> _Dataset_:
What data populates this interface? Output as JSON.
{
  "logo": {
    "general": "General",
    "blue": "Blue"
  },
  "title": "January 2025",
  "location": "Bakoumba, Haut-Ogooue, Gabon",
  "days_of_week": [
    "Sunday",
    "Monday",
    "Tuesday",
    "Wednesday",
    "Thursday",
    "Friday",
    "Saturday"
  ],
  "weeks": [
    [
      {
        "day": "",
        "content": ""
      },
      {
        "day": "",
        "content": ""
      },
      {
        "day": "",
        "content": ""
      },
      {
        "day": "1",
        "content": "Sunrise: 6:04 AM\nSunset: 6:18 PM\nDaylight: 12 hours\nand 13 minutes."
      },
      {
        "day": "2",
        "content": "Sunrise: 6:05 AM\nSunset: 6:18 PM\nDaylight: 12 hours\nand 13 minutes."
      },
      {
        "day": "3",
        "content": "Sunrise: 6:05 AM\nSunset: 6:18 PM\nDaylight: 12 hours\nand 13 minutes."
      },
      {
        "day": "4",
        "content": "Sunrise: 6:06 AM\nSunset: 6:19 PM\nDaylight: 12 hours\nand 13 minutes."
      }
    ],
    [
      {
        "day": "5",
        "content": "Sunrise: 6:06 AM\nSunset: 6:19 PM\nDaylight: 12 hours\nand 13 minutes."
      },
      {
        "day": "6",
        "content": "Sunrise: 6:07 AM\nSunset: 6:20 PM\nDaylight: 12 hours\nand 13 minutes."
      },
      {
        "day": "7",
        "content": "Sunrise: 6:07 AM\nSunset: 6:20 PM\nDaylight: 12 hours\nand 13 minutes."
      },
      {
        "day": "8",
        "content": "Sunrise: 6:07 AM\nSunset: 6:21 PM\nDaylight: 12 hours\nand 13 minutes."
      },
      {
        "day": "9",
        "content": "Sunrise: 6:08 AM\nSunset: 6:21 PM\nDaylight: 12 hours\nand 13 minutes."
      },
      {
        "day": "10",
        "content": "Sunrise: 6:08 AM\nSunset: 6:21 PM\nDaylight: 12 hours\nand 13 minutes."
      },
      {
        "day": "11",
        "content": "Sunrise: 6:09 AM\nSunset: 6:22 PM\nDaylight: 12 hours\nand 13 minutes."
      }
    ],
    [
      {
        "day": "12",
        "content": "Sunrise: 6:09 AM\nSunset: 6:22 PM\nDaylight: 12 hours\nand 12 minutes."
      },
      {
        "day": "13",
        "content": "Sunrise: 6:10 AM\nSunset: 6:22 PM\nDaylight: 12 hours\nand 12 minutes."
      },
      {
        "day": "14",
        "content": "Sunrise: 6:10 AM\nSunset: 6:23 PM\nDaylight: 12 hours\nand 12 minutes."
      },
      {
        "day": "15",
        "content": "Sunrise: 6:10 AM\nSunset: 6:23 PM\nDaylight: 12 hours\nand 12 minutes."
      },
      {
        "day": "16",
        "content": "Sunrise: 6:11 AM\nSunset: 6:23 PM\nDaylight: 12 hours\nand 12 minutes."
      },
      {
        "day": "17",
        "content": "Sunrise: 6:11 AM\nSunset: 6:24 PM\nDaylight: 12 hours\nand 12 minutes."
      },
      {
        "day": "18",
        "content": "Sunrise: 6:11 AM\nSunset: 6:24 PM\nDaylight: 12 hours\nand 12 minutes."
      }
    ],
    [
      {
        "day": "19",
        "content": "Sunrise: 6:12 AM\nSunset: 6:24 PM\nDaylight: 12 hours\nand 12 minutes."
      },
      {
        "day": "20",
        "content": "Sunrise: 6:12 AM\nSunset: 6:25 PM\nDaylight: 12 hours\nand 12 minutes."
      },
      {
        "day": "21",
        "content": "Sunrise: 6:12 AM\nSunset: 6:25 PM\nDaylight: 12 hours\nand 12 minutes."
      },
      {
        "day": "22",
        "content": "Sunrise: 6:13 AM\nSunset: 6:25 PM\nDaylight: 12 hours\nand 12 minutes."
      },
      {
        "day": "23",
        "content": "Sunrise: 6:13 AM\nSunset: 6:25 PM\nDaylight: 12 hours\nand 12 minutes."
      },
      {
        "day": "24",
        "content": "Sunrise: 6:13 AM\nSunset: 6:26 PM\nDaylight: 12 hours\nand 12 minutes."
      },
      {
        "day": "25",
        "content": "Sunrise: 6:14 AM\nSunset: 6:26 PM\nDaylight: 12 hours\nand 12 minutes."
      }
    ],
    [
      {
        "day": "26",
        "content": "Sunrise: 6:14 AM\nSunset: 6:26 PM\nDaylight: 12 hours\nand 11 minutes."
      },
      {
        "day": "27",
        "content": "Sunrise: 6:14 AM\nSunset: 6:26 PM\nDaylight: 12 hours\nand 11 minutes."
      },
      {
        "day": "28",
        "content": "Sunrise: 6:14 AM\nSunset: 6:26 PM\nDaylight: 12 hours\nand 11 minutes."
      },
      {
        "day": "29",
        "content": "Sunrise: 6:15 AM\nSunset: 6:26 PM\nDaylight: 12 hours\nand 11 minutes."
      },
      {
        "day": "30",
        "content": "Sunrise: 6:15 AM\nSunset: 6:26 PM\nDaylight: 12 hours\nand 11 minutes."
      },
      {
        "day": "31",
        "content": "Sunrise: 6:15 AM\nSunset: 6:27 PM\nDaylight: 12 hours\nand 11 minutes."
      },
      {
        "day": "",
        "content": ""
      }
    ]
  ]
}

> _Task statement_:
Output the listing above word for word.

> _Answer to the exercise_:
What data populates this interface? Output as JSON.
{
  "logo": {
    "general": "General",
    "blue": "Blue"
  },
  "title": "January 2025",
  "location": "Bakoumba, Haut-Ogooue, Gabon",
  "days_of_week": [
    "Sunday",
    "Monday",
    "Tuesday",
    "Wednesday",
    "Thursday",
    "Friday",
    "Saturday"
  ],
  "weeks": [
    [
      {
        "day": "",
        "content": ""
      },
      {
        "day": "",
        "content": ""
      },
      {
        "day": "",
        "content": ""
      },
      {
        "day": "1",
        "content": "Sunrise: 6:04 AM\nSunset: 6:18 PM\nDaylight: 12 hours\nand 13 minutes."
      },
      {
        "day": "2",
        "content": "Sunrise: 6:05 AM\nSunset: 6:18 PM\nDaylight: 12 hours\nand 13 minutes."
      },
      {
        "day": "3",
        "content": "Sunrise: 6:05 AM\nSunset: 6:18 PM\nDaylight: 12 hours\nand 13 minutes."
      },
      {
        "day": "4",
        "content": "Sunrise: 6:06 AM\nSunset: 6:19 PM\nDaylight: 12 hours\nand 13 minutes."
      }
    ],
    [
      {
        "day": "5",
        "content": "Sunrise: 6:06 AM\nSunset: 6:19 PM\nDaylight: 12 hours\nand 13 minutes."
      },
      {
        "day": "6",
        "content": "Sunrise: 6:07 AM\nSunset: 6:20 PM\nDaylight: 12 hours\nand 13 minutes."
      },
      {
        "day": "7",
        "content": "Sunrise: 6:07 AM\nSunset: 6:20 PM\nDaylight: 12 hours\nand 13 minutes."
      },
      {
        "day": "8",
        "content": "Sunrise: 6:07 AM\nSunset: 6:21 PM\nDaylight: 12 hours\nand 13 minutes."
      },
      {
        "day": "9",
        "content": "Sunrise: 6:08 AM\nSunset: 6:21 PM\nDaylight: 12 hours\nand 13 minutes."
      },
      {
        "day": "10",
        "content": "Sunrise: 6:08 AM\nSunset: 6:21 PM\nDaylight: 12 hours\nand 13 minutes."
      },
      {
        "day": "11",
        "content": "Sunrise: 6:09 AM\nSunset: 6:22 PM\nDaylight: 12 hours\nand 13 minutes."
      }
    ],
    [
      {
        "day": "12",
        "content": "Sunrise: 6:09 AM\nSunset: 6:22 PM\nDaylight: 12 hours\nand 12 minutes."
      },
      {
        "day": "13",
        "content": "Sunrise: 6:10 AM\nSunset: 6:22 PM\nDaylight: 12 hours\nand 12 minutes."
      },
      {
        "day": "14",
        "content": "Sunrise: 6:10 AM\nSunset: 6:23 PM\nDaylight: 12 hours\nand 12 minutes."
      },
      {
        "day": "15",
        "content": "Sunrise: 6:10 AM\nSunset: 6:23 PM\nDaylight: 12 hours\nand 12 minutes."
      },
      {
        "day": "16",
        "content": "Sunrise: 6:11 AM\nSunset: 6:23 PM\nDaylight: 12 hours\nand 12 minutes."
      },
      {
        "day": "17",
        "content": "Sunrise: 6:11 AM\nSunset: 6:24 PM\nDaylight: 12 hours\nand 12 minutes."
      },
      {
        "day": "18",
        "content": "Sunrise: 6:11 AM\nSunset: 6:24 PM\nDaylight: 12 hours\nand 12 minutes."
      }
    ],
    [
      {
        "day": "19",
        "content": "Sunrise: 6:12 AM\nSunset: 6:24 PM\nDaylight: 12 hours\nand 12 minutes."
      },
      {
        "day": "20",
        "content": "Sunrise: 6:12 AM\nSunset: 6:25 PM\nDaylight: 12 hours\nand 12 minutes."
      },
      {
        "day": "21",
        "content": "Sunrise: 6:12 AM\nSunset: 6:25 PM\nDaylight: 12 hours\nand 12 minutes."
      },
      {
        "day": "22",
        "content": "Sunrise: 6:13 AM\nSunset: 6:25 PM\nDaylight: 12 hours\nand 12 minutes."
      },
      {
        "day": "23",
        "content": "Sunrise: 6:13 AM\nSunset: 6:25 PM\nDaylight: 12 hours\nand 12 minutes."
      },
      {
        "day": "24",
        "content": "Sunrise: 6:13 AM\nSunset: 6:26 PM\nDaylight: 12 hours\nand 12 minutes."
      },
      {
        "day": "25",
        "content": "Sunrise: 6:14 AM\nSunset: 6:26 PM\nDaylight: 12 hours\nand 12 minutes."
      }
    ],
    [
      {
        "day": "26",
        "content": "Sunrise: 6:14 AM\nSunset: 6:26 PM\nDaylight: 12 hours\nand 11 minutes."
      },
      {
        "day": "27",
        "content": "Sunrise: 6:14 AM\nSunset: 6:26 PM\nDaylight: 12 hours\nand 11 minutes."
      },
      {
        "day": "28",
        "content": "Sunrise: 6:14 AM\nSunset: 6:26 PM\nDaylight: 12 hours\nand 11 minutes."
      },
      {
        "day": "29",
        "content": "Sunrise: 6:15 AM\nSunset: 6:26 PM\nDaylight: 12 hours\nand 11 minutes."
      },
      {
        "day": "30",
        "content": "Sunrise: 6:15 AM\nSunset: 6:26 PM\nDaylight: 12 hours\nand 11 minutes."
      },
      {
        "day": "31",
        "content": "Sunrise: 6:15 AM\nSunset: 6:27 PM\nDaylight: 12 hours\nand 11 minutes."
      },
      {
        "day": "",
        "content": ""
      }
    ]
  ]
}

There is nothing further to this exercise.